§ **Document extract**:

START

ML anomaly detection for log-volume drop detection and looking for real-world experiences (low_count, high count)

Hello dear Elastic Community,

I am new here. I'm building out log-source health monitoring across a multi-tenant ECE deployment and would love to hear how others have approached this with ML anomaly detection, especially around the tricky edge cases.

What I'm trying to solve

We already run an aggressive "log source is dead" rule (an Elasticsearch query rule that fires when a source drops below a fixed count over N minutes). That works as a terminal alarm, but it only catches a source once it's basically silent. What I actually want is the early indicator catching a source that's collapsing (e.g. from ~5M events/day down to a fraction of that) well before it hits the hard floor.

Current setup

  • Anomaly detection job on firewall log volume
  • Function: low_count (I only care about drops as the early warning; spikes are handled separately)

END

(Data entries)
START

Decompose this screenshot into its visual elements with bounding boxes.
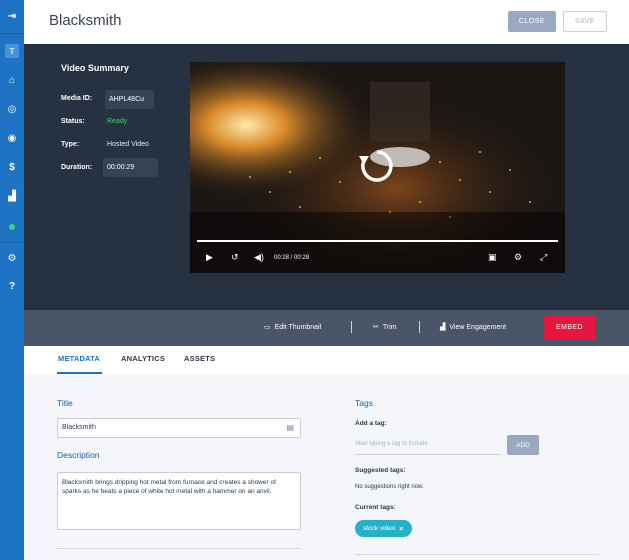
description-textarea[interactable]: Blacksmith brings dripping hot metal fro… bbox=[57, 472, 301, 530]
status-value: Ready bbox=[107, 118, 128, 125]
type-value: Hosted Video bbox=[107, 141, 149, 148]
eye-icon[interactable]: ◉ bbox=[0, 128, 24, 148]
media-id-text: AHPL48Cu bbox=[109, 96, 145, 103]
section-divider bbox=[57, 548, 301, 549]
suggested-tags-text: No suggestions right now. bbox=[355, 484, 424, 490]
fullscreen-icon[interactable]: ⤢ bbox=[540, 252, 547, 263]
action-separator bbox=[351, 321, 352, 333]
embed-button[interactable]: EMBED bbox=[544, 315, 595, 340]
title-heading: Title bbox=[57, 398, 73, 408]
video-section: Video Summary Media ID: AHPL48Cu Status:… bbox=[24, 44, 629, 310]
title-input-value: Blacksmith bbox=[62, 424, 96, 431]
page-title: Blacksmith bbox=[49, 12, 122, 29]
sidebar-divider bbox=[0, 33, 24, 34]
tag-chip[interactable]: stock video ✕ bbox=[355, 520, 412, 537]
status-dot-icon bbox=[0, 217, 24, 237]
field-icon: ▤ bbox=[286, 423, 294, 432]
tag-input-underline bbox=[355, 454, 501, 455]
metadata-panel: Title Blacksmith ▤ Description Blacksmit… bbox=[24, 374, 629, 560]
home-icon[interactable]: ⌂ bbox=[0, 70, 24, 90]
view-engagement-label: View Engagement bbox=[449, 323, 507, 331]
video-player[interactable]: ▶ ↺ ◀) 00:28 / 00:28 ▣ ⚙ ⤢ bbox=[190, 62, 565, 273]
tab-bar: METADATA ANALYTICS ASSETS bbox=[24, 346, 629, 374]
status-label: Status: bbox=[61, 118, 85, 125]
tag-chip-label: stock video bbox=[363, 525, 396, 532]
volume-icon[interactable]: ◀) bbox=[254, 252, 264, 263]
save-button[interactable]: SAVE bbox=[563, 11, 607, 32]
settings-icon[interactable]: ⚙ bbox=[514, 252, 522, 263]
close-button[interactable]: CLOSE bbox=[508, 11, 556, 32]
edit-thumbnail-button[interactable]: ▭ Edit Thumbnail bbox=[264, 323, 322, 332]
description-value: Blacksmith brings dripping hot metal fro… bbox=[62, 479, 276, 496]
settings-gear-icon[interactable]: ⚙ bbox=[0, 248, 24, 268]
help-icon[interactable]: ? bbox=[0, 276, 24, 296]
progress-bar[interactable] bbox=[197, 240, 558, 242]
view-engagement-button[interactable]: ▟ View Engagement bbox=[440, 323, 507, 332]
engagement-chart-icon: ▟ bbox=[440, 324, 446, 331]
dollar-icon[interactable]: $ bbox=[0, 157, 24, 177]
add-tag-label: Add a tag: bbox=[355, 420, 387, 427]
add-tag-button[interactable]: ADD bbox=[507, 435, 539, 455]
scissors-icon: ✂ bbox=[373, 324, 379, 331]
duration-value: 00:00:29 bbox=[103, 158, 158, 177]
current-tags-label: Current tags: bbox=[355, 504, 396, 511]
description-heading: Description bbox=[57, 450, 100, 460]
image-icon: ▭ bbox=[264, 324, 271, 331]
tab-analytics[interactable]: ANALYTICS bbox=[121, 354, 165, 363]
tab-assets[interactable]: ASSETS bbox=[184, 354, 215, 363]
duration-text: 00:00:29 bbox=[107, 164, 135, 171]
analytics-icon[interactable]: ▟ bbox=[0, 186, 24, 206]
remove-tag-icon[interactable]: ✕ bbox=[399, 525, 404, 533]
sidebar: ⇥ T ⌂ ◎ ◉ $ ▟ ⚙ ? bbox=[0, 0, 24, 560]
cast-icon[interactable]: ▣ bbox=[488, 252, 497, 263]
play-icon[interactable]: ▶ bbox=[206, 252, 213, 263]
header: Blacksmith CLOSE SAVE bbox=[24, 0, 629, 44]
sidebar-divider bbox=[0, 242, 24, 243]
tags-heading: Tags bbox=[355, 398, 373, 408]
workspace-badge-icon[interactable]: T bbox=[0, 41, 24, 61]
title-input[interactable]: Blacksmith ▤ bbox=[57, 418, 301, 438]
trim-button[interactable]: ✂ Trim bbox=[373, 323, 397, 332]
section-divider bbox=[355, 554, 599, 555]
rewind-10-icon[interactable]: ↺ bbox=[231, 252, 239, 263]
suggested-tags-label: Suggested tags: bbox=[355, 467, 406, 474]
trim-label: Trim bbox=[382, 323, 397, 331]
action-bar: ▭ Edit Thumbnail ✂ Trim ▟ View Engagemen… bbox=[24, 310, 629, 346]
duration-label: Duration: bbox=[61, 164, 93, 171]
type-label: Type: bbox=[61, 141, 80, 148]
tab-metadata[interactable]: METADATA bbox=[58, 354, 100, 363]
timecode: 00:28 / 00:28 bbox=[274, 255, 310, 261]
tag-input[interactable]: Start typing a tag to include bbox=[355, 441, 428, 447]
action-separator bbox=[419, 321, 420, 333]
media-id-label: Media ID: bbox=[61, 95, 93, 102]
replay-icon[interactable] bbox=[357, 146, 397, 186]
video-summary-title: Video Summary bbox=[61, 63, 129, 73]
collapse-arrow-icon[interactable]: ⇥ bbox=[0, 6, 24, 26]
media-id-value: AHPL48Cu bbox=[105, 90, 154, 109]
globe-icon[interactable]: ◎ bbox=[0, 99, 24, 119]
edit-thumbnail-label: Edit Thumbnail bbox=[274, 323, 322, 331]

END

§ **Objective A**:
Report every line of the listing that contains the string "SAVE", matching case exactly.
§ **Objective B**:
Continue the forum post about ML anomaly detection for log-volume drops from the point where it stops.

§ **Task answer A**:
save-button[interactable]: SAVE bbox=[563, 11, 607, 32]
header: Blacksmith CLOSE SAVE bbox=[24, 0, 629, 44]

§ **Task answer B**:
  • partition_field_name = observer.name → one independent baseline per firewall, so a single device going quiet stands out even while the others run normally
  • bucket_span: 15m for the high-volume sources
  • Two-tier alerting on the same job: a "minor" rule at anomaly score ~25 (info channel) and a "major" rule at 75+ (escalation), result type set to Record so it pins the individual source rather than aggregating the whole job

Where I'm unsure / what I'd like to hear about

  1. True-zero behaviour. My understanding is that low_count struggles when a partition value goes to actual zero no documents means no clean buckets to model the transition, so the source disappears rather than producing a strong low anomaly. Is that your experience too? How are you bridging the gap between "abnormal drop" (ML) and "complete silence" (fixed threshold)? Are you just running both side by side like I am, or is there a cleaner pattern?
  2. bucket_span tuning for mixed cadence. I have high-volume sources (15m feels right) alongside sparse/bursty ones where 15m flags every quiet period as anomalous. Splitting into two jobs by cadence, or is there a better approach (sparse data option, summary_count, etc.)?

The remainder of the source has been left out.